→ Request: Copy the entries below exactly. Images do not belong in the copy.

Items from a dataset
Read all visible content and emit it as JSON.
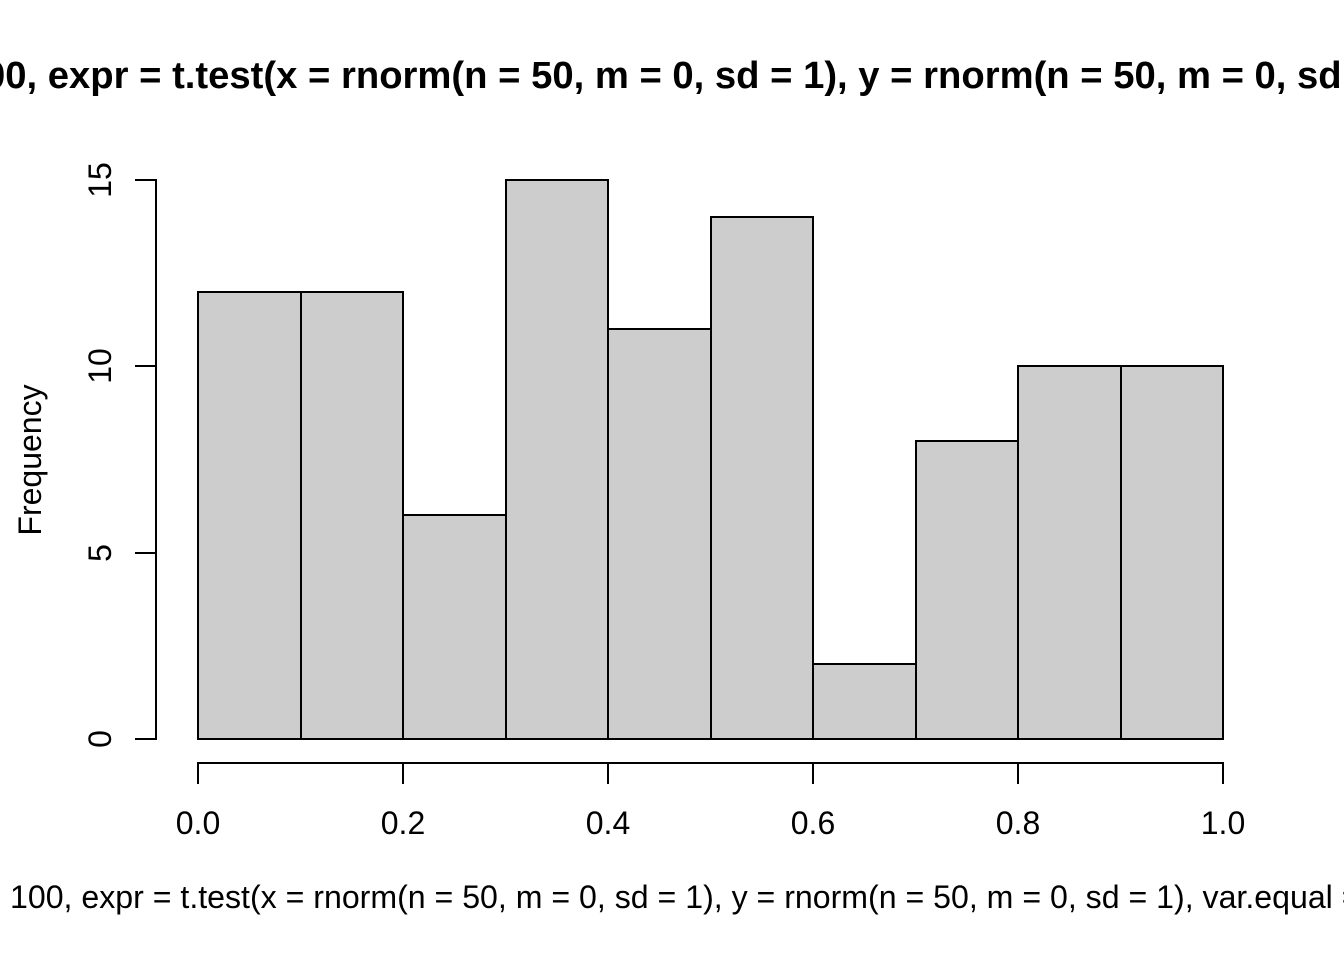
{
  "chart_data": {
    "type": "bar",
    "subtype": "histogram",
    "title_visible": "00, expr = t.test(x = rnorm(n = 50, m = 0, sd = 1), y = rnorm(n = 50, m = 0, sd",
    "xlabel_visible": "100, expr = t.test(x = rnorm(n = 50, m = 0, sd = 1), y = rnorm(n = 50, m = 0, sd = 1), var.equal =",
    "ylabel": "Frequency",
    "bin_start": 0.0,
    "bin_width": 0.1,
    "counts": [
      12,
      12,
      6,
      15,
      11,
      14,
      2,
      8,
      10,
      10
    ],
    "x_ticks": [
      "0.0",
      "0.2",
      "0.4",
      "0.6",
      "0.8",
      "1.0"
    ],
    "y_ticks": [
      "0",
      "5",
      "10",
      "15"
    ],
    "xlim": [
      0.0,
      1.0
    ],
    "ylim": [
      0,
      15
    ],
    "bar_fill": "#cdcdcd",
    "bar_border": "#000000",
    "grid": false,
    "legend": false
  }
}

→ Complete response:
Read all visible content and emit it as JSON.
{
  "chart_data": {
    "type": "bar",
    "subtype": "histogram",
    "title_visible": "00, expr = t.test(x = rnorm(n = 50, m = 0, sd = 1), y = rnorm(n = 50, m = 0, sd",
    "xlabel_visible": "100, expr = t.test(x = rnorm(n = 50, m = 0, sd = 1), y = rnorm(n = 50, m = 0, sd = 1), var.equal =",
    "ylabel": "Frequency",
    "bin_start": 0.0,
    "bin_width": 0.1,
    "counts": [
      12,
      12,
      6,
      15,
      11,
      14,
      2,
      8,
      10,
      10
    ],
    "x_ticks": [
      "0.0",
      "0.2",
      "0.4",
      "0.6",
      "0.8",
      "1.0"
    ],
    "y_ticks": [
      "0",
      "5",
      "10",
      "15"
    ],
    "xlim": [
      0.0,
      1.0
    ],
    "ylim": [
      0,
      15
    ],
    "bar_fill": "#cdcdcd",
    "bar_border": "#000000",
    "grid": false,
    "legend": false
  }
}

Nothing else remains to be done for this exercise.